====== MATERIAL FOR THIS EXERCISE

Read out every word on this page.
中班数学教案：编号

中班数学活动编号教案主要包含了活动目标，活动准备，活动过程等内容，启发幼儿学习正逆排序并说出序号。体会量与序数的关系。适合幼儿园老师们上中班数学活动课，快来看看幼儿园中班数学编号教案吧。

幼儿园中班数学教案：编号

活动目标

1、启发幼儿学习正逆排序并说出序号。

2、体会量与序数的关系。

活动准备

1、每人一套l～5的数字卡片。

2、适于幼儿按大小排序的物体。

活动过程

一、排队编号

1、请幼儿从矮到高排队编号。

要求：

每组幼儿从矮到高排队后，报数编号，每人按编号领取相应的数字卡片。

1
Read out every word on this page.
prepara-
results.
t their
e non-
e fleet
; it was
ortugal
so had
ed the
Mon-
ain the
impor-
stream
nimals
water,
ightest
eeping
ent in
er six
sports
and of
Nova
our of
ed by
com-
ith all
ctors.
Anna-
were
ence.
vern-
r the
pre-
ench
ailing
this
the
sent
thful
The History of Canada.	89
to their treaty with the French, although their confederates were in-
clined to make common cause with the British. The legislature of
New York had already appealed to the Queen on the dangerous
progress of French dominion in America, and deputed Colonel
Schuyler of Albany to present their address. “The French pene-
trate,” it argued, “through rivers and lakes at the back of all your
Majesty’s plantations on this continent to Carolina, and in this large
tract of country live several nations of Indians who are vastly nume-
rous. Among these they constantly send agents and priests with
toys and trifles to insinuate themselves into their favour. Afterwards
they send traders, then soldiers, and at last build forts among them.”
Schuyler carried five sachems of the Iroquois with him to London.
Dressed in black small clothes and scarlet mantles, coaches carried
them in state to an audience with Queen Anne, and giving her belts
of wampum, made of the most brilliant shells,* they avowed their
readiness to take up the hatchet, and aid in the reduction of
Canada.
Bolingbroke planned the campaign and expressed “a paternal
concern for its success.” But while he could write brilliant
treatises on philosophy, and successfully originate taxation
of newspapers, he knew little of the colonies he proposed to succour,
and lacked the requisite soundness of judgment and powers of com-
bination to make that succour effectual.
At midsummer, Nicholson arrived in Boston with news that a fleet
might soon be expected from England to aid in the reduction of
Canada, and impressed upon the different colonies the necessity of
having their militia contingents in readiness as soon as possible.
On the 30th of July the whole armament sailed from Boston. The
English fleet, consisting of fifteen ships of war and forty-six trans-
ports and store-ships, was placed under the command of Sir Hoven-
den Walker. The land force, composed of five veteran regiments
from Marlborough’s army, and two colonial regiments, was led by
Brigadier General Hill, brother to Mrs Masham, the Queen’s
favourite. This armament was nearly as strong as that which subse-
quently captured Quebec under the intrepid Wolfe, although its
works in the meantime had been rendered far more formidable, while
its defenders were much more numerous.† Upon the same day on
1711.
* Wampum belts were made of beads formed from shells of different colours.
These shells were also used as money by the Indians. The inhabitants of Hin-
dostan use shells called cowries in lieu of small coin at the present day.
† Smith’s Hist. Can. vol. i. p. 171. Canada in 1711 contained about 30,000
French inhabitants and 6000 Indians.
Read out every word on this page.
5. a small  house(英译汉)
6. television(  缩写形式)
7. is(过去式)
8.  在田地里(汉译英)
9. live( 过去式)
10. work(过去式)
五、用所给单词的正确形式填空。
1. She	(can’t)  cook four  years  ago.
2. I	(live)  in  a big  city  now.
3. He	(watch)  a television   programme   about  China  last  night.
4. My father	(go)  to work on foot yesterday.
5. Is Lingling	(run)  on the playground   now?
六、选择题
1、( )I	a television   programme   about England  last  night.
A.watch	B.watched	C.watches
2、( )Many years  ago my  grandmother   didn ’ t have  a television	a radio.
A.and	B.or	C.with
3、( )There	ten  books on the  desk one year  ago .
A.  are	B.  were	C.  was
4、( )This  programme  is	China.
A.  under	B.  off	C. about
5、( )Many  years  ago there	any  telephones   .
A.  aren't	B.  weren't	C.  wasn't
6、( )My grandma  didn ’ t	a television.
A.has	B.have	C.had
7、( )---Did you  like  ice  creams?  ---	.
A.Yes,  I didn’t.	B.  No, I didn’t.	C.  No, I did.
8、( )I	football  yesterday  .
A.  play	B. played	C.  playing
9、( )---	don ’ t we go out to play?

============

__WHAT IS NEEDED__
Output the listing above exactly as it appears.

__SOLUTION FOR THIS PROBLEM__
Read out every word on this page.
中班数学教案：编号

中班数学活动编号教案主要包含了活动目标，活动准备，活动过程等内容，启发幼儿学习正逆排序并说出序号。体会量与序数的关系。适合幼儿园老师们上中班数学活动课，快来看看幼儿园中班数学编号教案吧。

幼儿园中班数学教案：编号

活动目标

1、启发幼儿学习正逆排序并说出序号。

2、体会量与序数的关系。

活动准备

1、每人一套l～5的数字卡片。

2、适于幼儿按大小排序的物体。

活动过程

一、排队编号

1、请幼儿从矮到高排队编号。

要求：

每组幼儿从矮到高排队后，报数编号，每人按编号领取相应的数字卡片。

1
Read out every word on this page.
prepara-
results.
t their
e non-
e fleet
; it was
ortugal
so had
ed the
Mon-
ain the
impor-
stream
nimals
water,
ightest
eeping
ent in
er six
sports
and of
Nova
our of
ed by
com-
ith all
ctors.
Anna-
were
ence.
vern-
r the
pre-
ench
ailing
this
the
sent
thful
The History of Canada.	89
to their treaty with the French, although their confederates were in-
clined to make common cause with the British. The legislature of
New York had already appealed to the Queen on the dangerous
progress of French dominion in America, and deputed Colonel
Schuyler of Albany to present their address. “The French pene-
trate,” it argued, “through rivers and lakes at the back of all your
Majesty’s plantations on this continent to Carolina, and in this large
tract of country live several nations of Indians who are vastly nume-
rous. Among these they constantly send agents and priests with
toys and trifles to insinuate themselves into their favour. Afterwards
they send traders, then soldiers, and at last build forts among them.”
Schuyler carried five sachems of the Iroquois with him to London.
Dressed in black small clothes and scarlet mantles, coaches carried
them in state to an audience with Queen Anne, and giving her belts
of wampum, made of the most brilliant shells,* they avowed their
readiness to take up the hatchet, and aid in the reduction of
Canada.
Bolingbroke planned the campaign and expressed “a paternal
concern for its success.” But while he could write brilliant
treatises on philosophy, and successfully originate taxation
of newspapers, he knew little of the colonies he proposed to succour,
and lacked the requisite soundness of judgment and powers of com-
bination to make that succour effectual.
At midsummer, Nicholson arrived in Boston with news that a fleet
might soon be expected from England to aid in the reduction of
Canada, and impressed upon the different colonies the necessity of
having their militia contingents in readiness as soon as possible.
On the 30th of July the whole armament sailed from Boston. The
English fleet, consisting of fifteen ships of war and forty-six trans-
ports and store-ships, was placed under the command of Sir Hoven-
den Walker. The land force, composed of five veteran regiments
from Marlborough’s army, and two colonial regiments, was led by
Brigadier General Hill, brother to Mrs Masham, the Queen’s
favourite. This armament was nearly as strong as that which subse-
quently captured Quebec under the intrepid Wolfe, although its
works in the meantime had been rendered far more formidable, while
its defenders were much more numerous.† Upon the same day on
1711.
* Wampum belts were made of beads formed from shells of different colours.
These shells were also used as money by the Indians. The inhabitants of Hin-
dostan use shells called cowries in lieu of small coin at the present day.
† Smith’s Hist. Can. vol. i. p. 171. Canada in 1711 contained about 30,000
French inhabitants and 6000 Indians.
Read out every word on this page.
5. a small  house(英译汉)
6. television(  缩写形式)
7. is(过去式)
8.  在田地里(汉译英)
9. live( 过去式)
10. work(过去式)
五、用所给单词的正确形式填空。
1. She	(can’t)  cook four  years  ago.
2. I	(live)  in  a big  city  now.
3. He	(watch)  a television   programme   about  China  last  night.
4. My father	(go)  to work on foot yesterday.
5. Is Lingling	(run)  on the playground   now?
六、选择题
1、( )I	a television   programme   about England  last  night.
A.watch	B.watched	C.watches
2、( )Many years  ago my  grandmother   didn ’ t have  a television	a radio.
A.and	B.or	C.with
3、( )There	ten  books on the  desk one year  ago .
A.  are	B.  were	C.  was
4、( )This  programme  is	China.
A.  under	B.  off	C. about
5、( )Many  years  ago there	any  telephones   .
A.  aren't	B.  weren't	C.  wasn't
6、( )My grandma  didn ’ t	a television.
A.has	B.have	C.had
7、( )---Did you  like  ice  creams?  ---	.
A.Yes,  I didn’t.	B.  No, I didn’t.	C.  No, I did.
8、( )I	football  yesterday  .
A.  play	B. played	C.  playing
9、( )---	don ’ t we go out to play?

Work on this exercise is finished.